*** Data to process

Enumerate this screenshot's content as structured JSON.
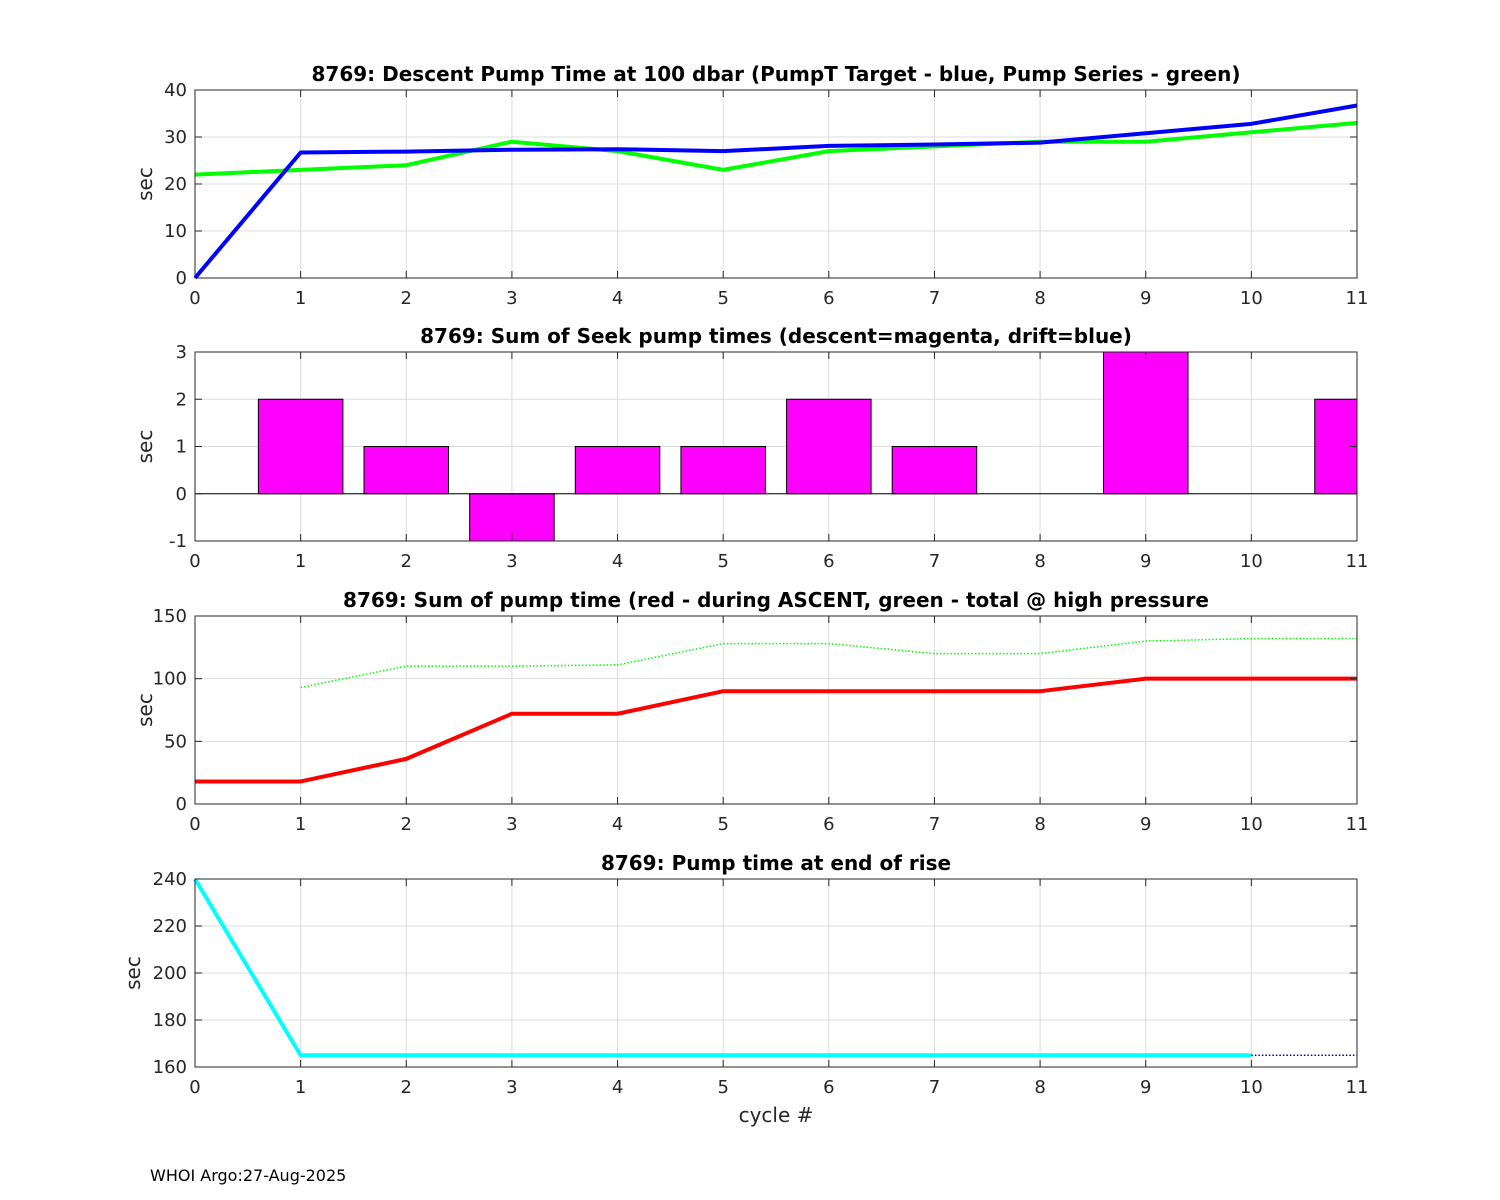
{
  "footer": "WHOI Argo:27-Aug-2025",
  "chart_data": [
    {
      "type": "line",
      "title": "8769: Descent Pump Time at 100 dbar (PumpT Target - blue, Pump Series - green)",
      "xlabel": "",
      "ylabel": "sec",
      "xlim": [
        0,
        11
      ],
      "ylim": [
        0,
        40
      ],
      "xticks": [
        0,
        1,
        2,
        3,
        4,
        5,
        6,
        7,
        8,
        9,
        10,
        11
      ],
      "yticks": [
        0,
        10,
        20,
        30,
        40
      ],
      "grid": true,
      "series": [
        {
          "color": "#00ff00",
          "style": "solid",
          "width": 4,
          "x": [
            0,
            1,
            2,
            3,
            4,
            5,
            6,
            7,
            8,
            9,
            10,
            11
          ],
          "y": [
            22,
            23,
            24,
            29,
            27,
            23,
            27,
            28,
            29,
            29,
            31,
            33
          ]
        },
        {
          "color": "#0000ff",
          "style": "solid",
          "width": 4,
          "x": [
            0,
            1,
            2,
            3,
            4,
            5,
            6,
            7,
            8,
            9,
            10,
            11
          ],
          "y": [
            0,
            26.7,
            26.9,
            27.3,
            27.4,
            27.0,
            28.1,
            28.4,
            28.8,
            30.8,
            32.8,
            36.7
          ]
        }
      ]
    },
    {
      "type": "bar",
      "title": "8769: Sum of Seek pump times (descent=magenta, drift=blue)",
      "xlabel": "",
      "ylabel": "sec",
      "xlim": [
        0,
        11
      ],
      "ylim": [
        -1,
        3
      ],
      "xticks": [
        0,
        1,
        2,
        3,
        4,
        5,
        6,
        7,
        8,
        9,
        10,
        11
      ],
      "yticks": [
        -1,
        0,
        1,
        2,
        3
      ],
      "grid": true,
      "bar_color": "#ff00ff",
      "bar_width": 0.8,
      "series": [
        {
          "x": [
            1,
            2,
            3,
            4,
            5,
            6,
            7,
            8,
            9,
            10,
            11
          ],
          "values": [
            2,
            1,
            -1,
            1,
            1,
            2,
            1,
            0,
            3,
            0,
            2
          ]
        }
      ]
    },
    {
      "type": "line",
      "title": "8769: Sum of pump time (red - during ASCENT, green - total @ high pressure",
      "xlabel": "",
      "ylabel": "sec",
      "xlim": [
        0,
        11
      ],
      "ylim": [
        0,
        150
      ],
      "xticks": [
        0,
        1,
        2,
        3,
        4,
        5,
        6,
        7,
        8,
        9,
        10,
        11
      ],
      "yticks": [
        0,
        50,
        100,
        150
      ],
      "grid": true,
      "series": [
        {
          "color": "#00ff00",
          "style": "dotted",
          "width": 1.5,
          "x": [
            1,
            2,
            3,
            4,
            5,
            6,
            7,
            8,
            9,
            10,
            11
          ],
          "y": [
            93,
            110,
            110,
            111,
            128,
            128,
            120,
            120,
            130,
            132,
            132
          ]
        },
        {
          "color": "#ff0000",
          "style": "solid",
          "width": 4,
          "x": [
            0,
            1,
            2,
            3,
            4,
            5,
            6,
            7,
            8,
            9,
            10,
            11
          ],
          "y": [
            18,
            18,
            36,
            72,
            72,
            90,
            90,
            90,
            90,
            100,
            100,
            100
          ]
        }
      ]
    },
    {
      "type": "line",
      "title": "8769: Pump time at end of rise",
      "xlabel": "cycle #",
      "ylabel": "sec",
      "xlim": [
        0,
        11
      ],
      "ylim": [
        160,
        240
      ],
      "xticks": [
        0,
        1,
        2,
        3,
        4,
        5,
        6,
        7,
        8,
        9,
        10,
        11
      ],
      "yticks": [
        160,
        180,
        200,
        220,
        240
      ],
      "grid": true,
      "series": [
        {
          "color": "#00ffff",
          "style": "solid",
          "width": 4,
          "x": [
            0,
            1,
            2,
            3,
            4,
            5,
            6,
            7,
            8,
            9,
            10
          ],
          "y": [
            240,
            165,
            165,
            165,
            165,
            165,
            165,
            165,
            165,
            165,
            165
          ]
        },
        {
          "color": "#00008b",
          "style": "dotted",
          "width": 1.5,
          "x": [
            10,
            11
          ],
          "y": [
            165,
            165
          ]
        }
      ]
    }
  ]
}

******
*** Data to process

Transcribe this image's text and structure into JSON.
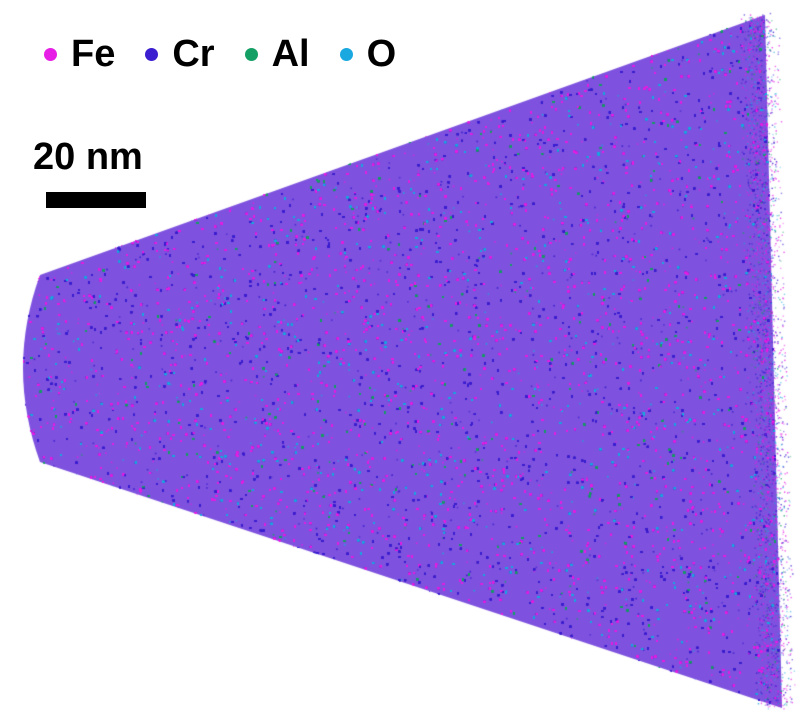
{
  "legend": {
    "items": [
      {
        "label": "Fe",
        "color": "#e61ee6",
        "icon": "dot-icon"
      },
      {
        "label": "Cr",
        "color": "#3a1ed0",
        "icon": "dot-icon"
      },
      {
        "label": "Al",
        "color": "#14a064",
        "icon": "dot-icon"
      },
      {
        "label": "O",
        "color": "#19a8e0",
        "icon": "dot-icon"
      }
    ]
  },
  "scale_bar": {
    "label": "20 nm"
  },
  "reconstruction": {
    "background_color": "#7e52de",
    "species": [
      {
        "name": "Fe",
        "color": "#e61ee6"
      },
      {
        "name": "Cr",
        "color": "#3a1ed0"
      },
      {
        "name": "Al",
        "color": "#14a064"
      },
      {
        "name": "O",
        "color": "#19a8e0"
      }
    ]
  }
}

******

Give only the number of lines in the entries that contain "this".

2